■ **Data records**
____

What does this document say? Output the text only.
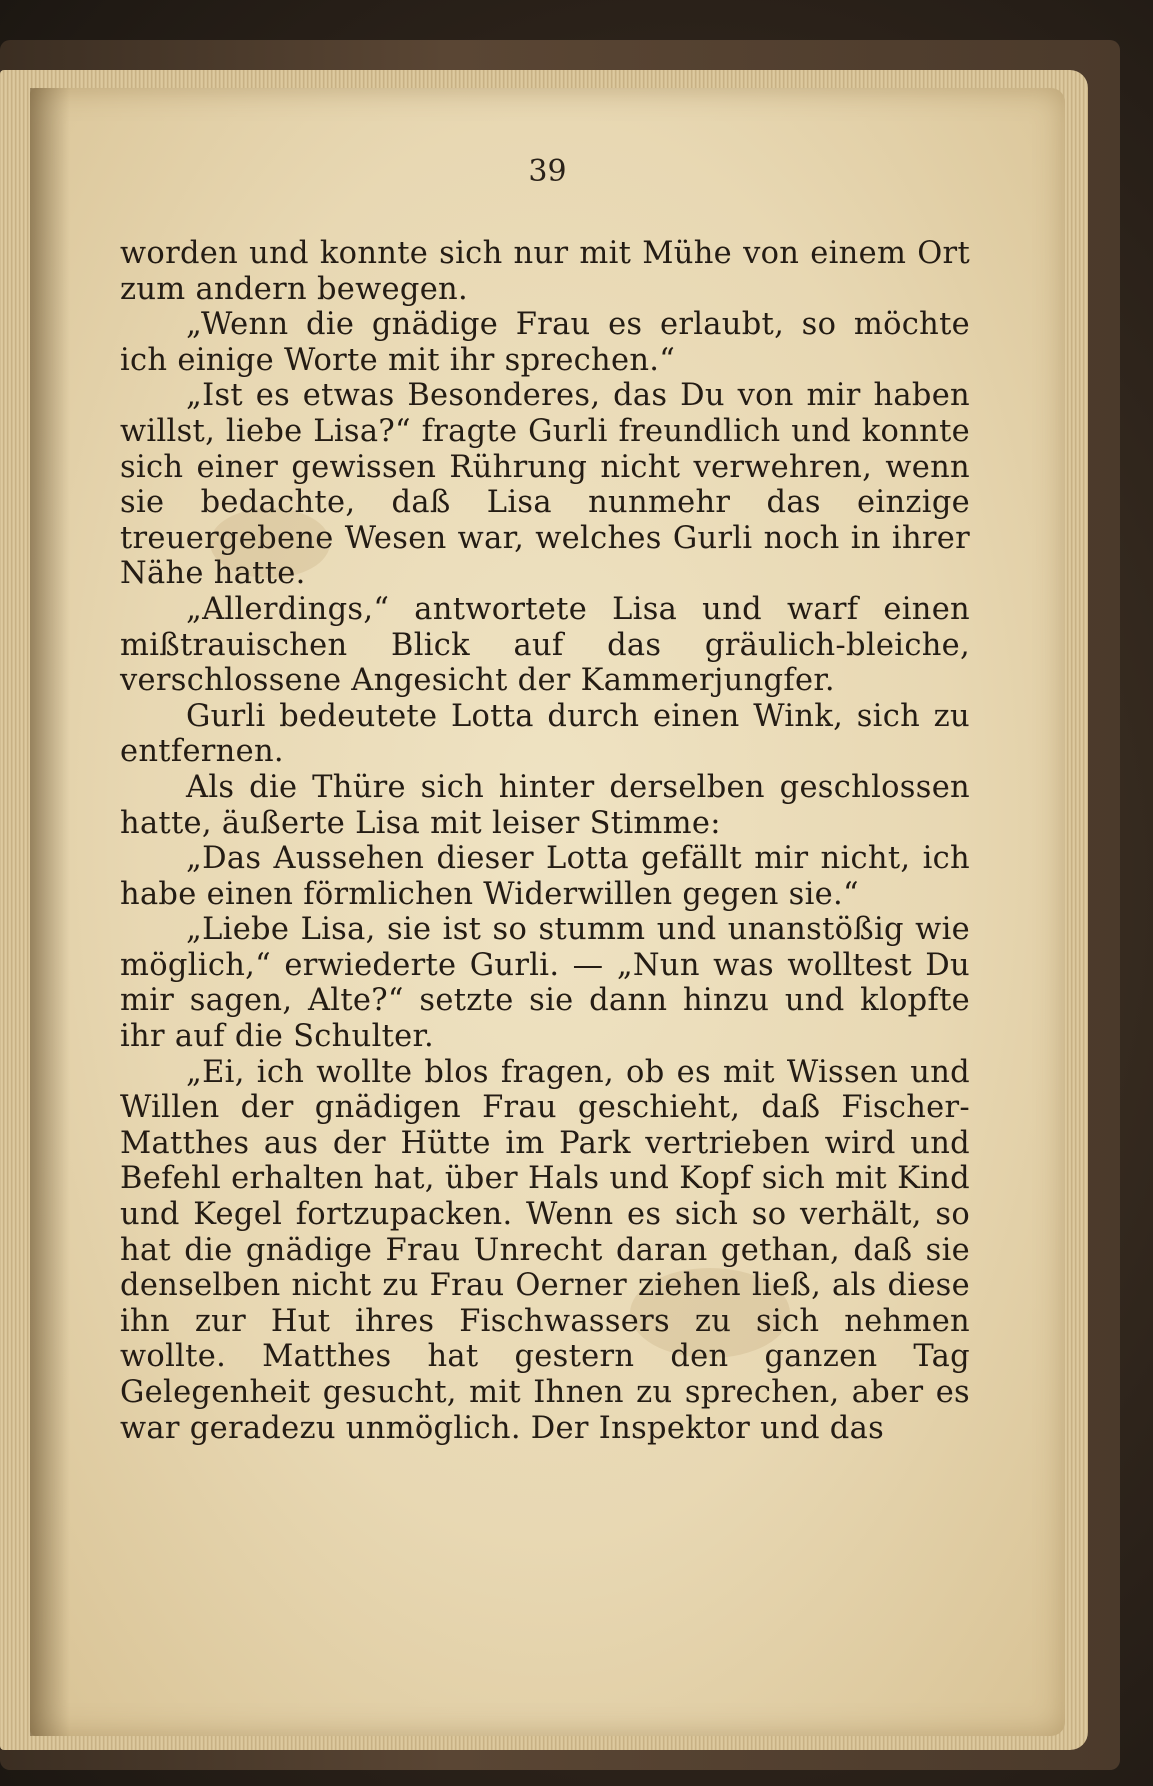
39

worden und konnte sich nur mit Mühe von einem Ort zum andern bewegen.

„Wenn die gnädige Frau es erlaubt, so möchte ich einige Worte mit ihr sprechen.“

„Ist es etwas Besonderes, das Du von mir haben willst, liebe Lisa?“ fragte Gurli freundlich und konnte sich einer gewissen Rührung nicht verwehren, wenn sie bedachte, daß Lisa nunmehr das einzige treuergebene Wesen war, welches Gurli noch in ihrer Nähe hatte.

„Allerdings,“ antwortete Lisa und warf einen mißtrauischen Blick auf das gräulich-bleiche, verschlossene Angesicht der Kammerjungfer.

Gurli bedeutete Lotta durch einen Wink, sich zu entfernen.

Als die Thüre sich hinter derselben geschlossen hatte, äußerte Lisa mit leiser Stimme:

„Das Aussehen dieser Lotta gefällt mir nicht, ich habe einen förmlichen Widerwillen gegen sie.“

„Liebe Lisa, sie ist so stumm und unanstößig wie möglich,“ erwiederte Gurli. — „Nun was wolltest Du mir sagen, Alte?“ setzte sie dann hinzu und klopfte ihr auf die Schulter.

„Ei, ich wollte blos fragen, ob es mit Wissen und Willen der gnädigen Frau geschieht, daß Fischer-Matthes aus der Hütte im Park vertrieben wird und Befehl erhalten hat, über Hals und Kopf sich mit Kind und Kegel fortzupacken. Wenn es sich so verhält, so hat die gnädige Frau Unrecht daran gethan, daß sie denselben nicht zu Frau Oerner ziehen ließ, als diese ihn zur Hut ihres Fischwassers zu sich nehmen wollte. Matthes hat gestern den ganzen Tag Gelegenheit gesucht, mit Ihnen zu sprechen, aber es war geradezu unmöglich. Der Inspektor und das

____

In the lines above, locate the string "Frau". Copy every line where it occurs.

■ **Solution for this exercise**
„Wenn die gnädige Frau es erlaubt, so möchte ich einige Worte mit ihr sprechen.“
„Ei, ich wollte blos fragen, ob es mit Wissen und Willen der gnädigen Frau geschieht, daß Fischer-Matthes aus der Hütte im Park vertrieben wird und Befehl erhalten hat, über Hals und Kopf sich mit Kind und Kegel fortzupacken. Wenn es sich so verhält, so hat die gnädige Frau Unrecht daran gethan, daß sie denselben nicht zu Frau Oerner ziehen ließ, als diese ihn zur Hut ihres Fischwassers zu sich nehmen wollte. Matthes hat gestern den ganzen Tag Gelegenheit gesucht, mit Ihnen zu sprechen, aber es war geradezu unmöglich. Der Inspektor und das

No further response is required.